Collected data
========================================
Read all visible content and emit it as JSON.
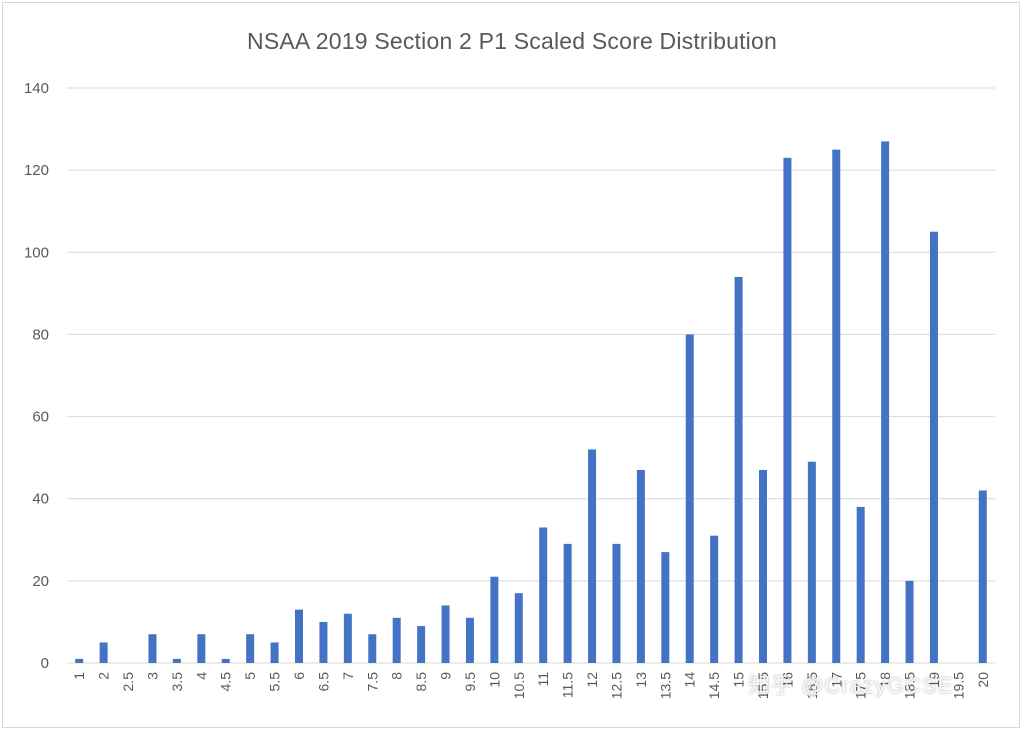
{
  "colors": {
    "bar": "#4472C4",
    "grid": "#D9D9D9",
    "text": "#595959"
  },
  "watermark": "知乎 @CrazyGCSE",
  "chart_data": {
    "type": "bar",
    "title": "NSAA 2019 Section 2 P1 Scaled Score Distribution",
    "xlabel": "",
    "ylabel": "",
    "ylim": [
      0,
      140
    ],
    "yticks": [
      0,
      20,
      40,
      60,
      80,
      100,
      120,
      140
    ],
    "grid": true,
    "categories": [
      "1",
      "2",
      "2.5",
      "3",
      "3.5",
      "4",
      "4.5",
      "5",
      "5.5",
      "6",
      "6.5",
      "7",
      "7.5",
      "8",
      "8.5",
      "9",
      "9.5",
      "10",
      "10.5",
      "11",
      "11.5",
      "12",
      "12.5",
      "13",
      "13.5",
      "14",
      "14.5",
      "15",
      "15.5",
      "16",
      "16.5",
      "17",
      "17.5",
      "18",
      "18.5",
      "19",
      "19.5",
      "20"
    ],
    "values": [
      1,
      5,
      0,
      7,
      1,
      7,
      1,
      7,
      5,
      13,
      10,
      12,
      7,
      11,
      9,
      14,
      11,
      21,
      17,
      33,
      29,
      52,
      29,
      47,
      27,
      80,
      31,
      94,
      47,
      123,
      49,
      125,
      38,
      127,
      20,
      105,
      0,
      42
    ]
  }
}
========================================
* Given exercise *
Print all the records again exactly; do not include any picture.

* Response to the task *
Read all visible content and emit it as JSON.
{
  "colors": {
    "bar": "#4472C4",
    "grid": "#D9D9D9",
    "text": "#595959"
  },
  "watermark": "知乎 @CrazyGCSE",
  "chart_data": {
    "type": "bar",
    "title": "NSAA 2019 Section 2 P1 Scaled Score Distribution",
    "xlabel": "",
    "ylabel": "",
    "ylim": [
      0,
      140
    ],
    "yticks": [
      0,
      20,
      40,
      60,
      80,
      100,
      120,
      140
    ],
    "grid": true,
    "categories": [
      "1",
      "2",
      "2.5",
      "3",
      "3.5",
      "4",
      "4.5",
      "5",
      "5.5",
      "6",
      "6.5",
      "7",
      "7.5",
      "8",
      "8.5",
      "9",
      "9.5",
      "10",
      "10.5",
      "11",
      "11.5",
      "12",
      "12.5",
      "13",
      "13.5",
      "14",
      "14.5",
      "15",
      "15.5",
      "16",
      "16.5",
      "17",
      "17.5",
      "18",
      "18.5",
      "19",
      "19.5",
      "20"
    ],
    "values": [
      1,
      5,
      0,
      7,
      1,
      7,
      1,
      7,
      5,
      13,
      10,
      12,
      7,
      11,
      9,
      14,
      11,
      21,
      17,
      33,
      29,
      52,
      29,
      47,
      27,
      80,
      31,
      94,
      47,
      123,
      49,
      125,
      38,
      127,
      20,
      105,
      0,
      42
    ]
  }
}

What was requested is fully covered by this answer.